(Stored entries)
==================================================
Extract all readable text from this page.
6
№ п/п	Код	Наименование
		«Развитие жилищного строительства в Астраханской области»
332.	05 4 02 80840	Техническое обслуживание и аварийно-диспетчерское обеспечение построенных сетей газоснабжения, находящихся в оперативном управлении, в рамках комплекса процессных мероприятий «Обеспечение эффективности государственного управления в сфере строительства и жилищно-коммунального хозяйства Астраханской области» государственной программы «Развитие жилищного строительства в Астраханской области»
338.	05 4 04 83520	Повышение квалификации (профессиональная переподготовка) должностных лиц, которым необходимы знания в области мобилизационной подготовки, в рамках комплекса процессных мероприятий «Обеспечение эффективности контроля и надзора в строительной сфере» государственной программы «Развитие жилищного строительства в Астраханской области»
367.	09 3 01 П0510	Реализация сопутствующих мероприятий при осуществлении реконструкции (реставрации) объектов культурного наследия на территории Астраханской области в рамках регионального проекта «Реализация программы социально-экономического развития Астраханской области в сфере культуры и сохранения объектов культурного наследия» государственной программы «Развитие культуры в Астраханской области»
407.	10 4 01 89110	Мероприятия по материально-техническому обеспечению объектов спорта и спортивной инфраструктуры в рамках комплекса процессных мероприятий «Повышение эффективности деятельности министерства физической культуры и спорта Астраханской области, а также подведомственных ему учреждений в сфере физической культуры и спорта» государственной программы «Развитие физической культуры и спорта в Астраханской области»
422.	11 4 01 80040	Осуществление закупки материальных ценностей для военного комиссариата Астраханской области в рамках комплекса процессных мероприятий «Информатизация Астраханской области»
==================================================
= Problem statement =
Reproduce each record exactly, leaving nothing out.

= Solved exercise =
Extract all readable text from this page.
6
№ п/п	Код	Наименование
		«Развитие жилищного строительства в Астраханской области»
332.	05 4 02 80840	Техническое обслуживание и аварийно-диспетчерское обеспечение построенных сетей газоснабжения, находящихся в оперативном управлении, в рамках комплекса процессных мероприятий «Обеспечение эффективности государственного управления в сфере строительства и жилищно-коммунального хозяйства Астраханской области» государственной программы «Развитие жилищного строительства в Астраханской области»
338.	05 4 04 83520	Повышение квалификации (профессиональная переподготовка) должностных лиц, которым необходимы знания в области мобилизационной подготовки, в рамках комплекса процессных мероприятий «Обеспечение эффективности контроля и надзора в строительной сфере» государственной программы «Развитие жилищного строительства в Астраханской области»
367.	09 3 01 П0510	Реализация сопутствующих мероприятий при осуществлении реконструкции (реставрации) объектов культурного наследия на территории Астраханской области в рамках регионального проекта «Реализация программы социально-экономического развития Астраханской области в сфере культуры и сохранения объектов культурного наследия» государственной программы «Развитие культуры в Астраханской области»
407.	10 4 01 89110	Мероприятия по материально-техническому обеспечению объектов спорта и спортивной инфраструктуры в рамках комплекса процессных мероприятий «Повышение эффективности деятельности министерства физической культуры и спорта Астраханской области, а также подведомственных ему учреждений в сфере физической культуры и спорта» государственной программы «Развитие физической культуры и спорта в Астраханской области»
422.	11 4 01 80040	Осуществление закупки материальных ценностей для военного комиссариата Астраханской области в рамках комплекса процессных мероприятий «Информатизация Астраханской области»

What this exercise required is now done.